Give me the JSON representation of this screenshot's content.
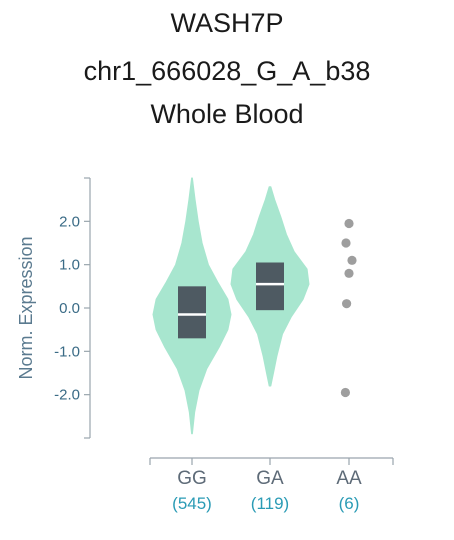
{
  "title": {
    "gene": "WASH7P",
    "variant": "chr1_666028_G_A_b38",
    "tissue": "Whole Blood"
  },
  "chart_data": {
    "type": "violin",
    "ylabel": "Norm. Expression",
    "ylim": [
      -3.0,
      3.0
    ],
    "yticks": [
      2.0,
      1.0,
      0.0,
      -1.0,
      -2.0
    ],
    "ytick_labels": [
      "2.0",
      "1.0",
      "0.0",
      "-1.0",
      "-2.0"
    ],
    "categories": [
      "GG",
      "GA",
      "AA"
    ],
    "counts": [
      "(545)",
      "(119)",
      "(6)"
    ],
    "colors": {
      "violin": "#a8e6cf",
      "box": "#4e5a62",
      "median": "#ffffff",
      "point": "#9e9e9e",
      "axis": "#9aa5ad"
    },
    "groups": [
      {
        "name": "GG",
        "kind": "violin",
        "min": -2.9,
        "max": 3.0,
        "q1": -0.7,
        "median": -0.15,
        "q3": 0.5,
        "density": [
          [
            -2.9,
            0.01
          ],
          [
            -2.4,
            0.07
          ],
          [
            -1.9,
            0.18
          ],
          [
            -1.4,
            0.38
          ],
          [
            -0.9,
            0.7
          ],
          [
            -0.5,
            0.92
          ],
          [
            -0.15,
            1.0
          ],
          [
            0.2,
            0.92
          ],
          [
            0.6,
            0.66
          ],
          [
            1.0,
            0.42
          ],
          [
            1.5,
            0.26
          ],
          [
            2.0,
            0.16
          ],
          [
            2.5,
            0.08
          ],
          [
            3.0,
            0.01
          ]
        ]
      },
      {
        "name": "GA",
        "kind": "violin",
        "min": -1.8,
        "max": 2.8,
        "q1": -0.05,
        "median": 0.55,
        "q3": 1.05,
        "density": [
          [
            -1.8,
            0.02
          ],
          [
            -1.5,
            0.09
          ],
          [
            -1.1,
            0.18
          ],
          [
            -0.6,
            0.32
          ],
          [
            -0.2,
            0.55
          ],
          [
            0.2,
            0.85
          ],
          [
            0.55,
            1.0
          ],
          [
            0.9,
            0.95
          ],
          [
            1.3,
            0.62
          ],
          [
            1.7,
            0.42
          ],
          [
            2.1,
            0.28
          ],
          [
            2.5,
            0.12
          ],
          [
            2.8,
            0.02
          ]
        ]
      },
      {
        "name": "AA",
        "kind": "points",
        "points": [
          1.95,
          1.5,
          1.1,
          0.8,
          0.1,
          -1.95
        ],
        "jitter": [
          0.0,
          -0.05,
          0.05,
          0.0,
          -0.04,
          -0.06
        ]
      }
    ]
  }
}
---
(EXERCISE DETAILS)
In the copy, include no pictures; restate the listing above exactly.

(EXERCISE SOLUTION)
Give me the JSON representation of this screenshot's content.
{
  "title": {
    "gene": "WASH7P",
    "variant": "chr1_666028_G_A_b38",
    "tissue": "Whole Blood"
  },
  "chart_data": {
    "type": "violin",
    "ylabel": "Norm. Expression",
    "ylim": [
      -3.0,
      3.0
    ],
    "yticks": [
      2.0,
      1.0,
      0.0,
      -1.0,
      -2.0
    ],
    "ytick_labels": [
      "2.0",
      "1.0",
      "0.0",
      "-1.0",
      "-2.0"
    ],
    "categories": [
      "GG",
      "GA",
      "AA"
    ],
    "counts": [
      "(545)",
      "(119)",
      "(6)"
    ],
    "colors": {
      "violin": "#a8e6cf",
      "box": "#4e5a62",
      "median": "#ffffff",
      "point": "#9e9e9e",
      "axis": "#9aa5ad"
    },
    "groups": [
      {
        "name": "GG",
        "kind": "violin",
        "min": -2.9,
        "max": 3.0,
        "q1": -0.7,
        "median": -0.15,
        "q3": 0.5,
        "density": [
          [
            -2.9,
            0.01
          ],
          [
            -2.4,
            0.07
          ],
          [
            -1.9,
            0.18
          ],
          [
            -1.4,
            0.38
          ],
          [
            -0.9,
            0.7
          ],
          [
            -0.5,
            0.92
          ],
          [
            -0.15,
            1.0
          ],
          [
            0.2,
            0.92
          ],
          [
            0.6,
            0.66
          ],
          [
            1.0,
            0.42
          ],
          [
            1.5,
            0.26
          ],
          [
            2.0,
            0.16
          ],
          [
            2.5,
            0.08
          ],
          [
            3.0,
            0.01
          ]
        ]
      },
      {
        "name": "GA",
        "kind": "violin",
        "min": -1.8,
        "max": 2.8,
        "q1": -0.05,
        "median": 0.55,
        "q3": 1.05,
        "density": [
          [
            -1.8,
            0.02
          ],
          [
            -1.5,
            0.09
          ],
          [
            -1.1,
            0.18
          ],
          [
            -0.6,
            0.32
          ],
          [
            -0.2,
            0.55
          ],
          [
            0.2,
            0.85
          ],
          [
            0.55,
            1.0
          ],
          [
            0.9,
            0.95
          ],
          [
            1.3,
            0.62
          ],
          [
            1.7,
            0.42
          ],
          [
            2.1,
            0.28
          ],
          [
            2.5,
            0.12
          ],
          [
            2.8,
            0.02
          ]
        ]
      },
      {
        "name": "AA",
        "kind": "points",
        "points": [
          1.95,
          1.5,
          1.1,
          0.8,
          0.1,
          -1.95
        ],
        "jitter": [
          0.0,
          -0.05,
          0.05,
          0.0,
          -0.04,
          -0.06
        ]
      }
    ]
  }
}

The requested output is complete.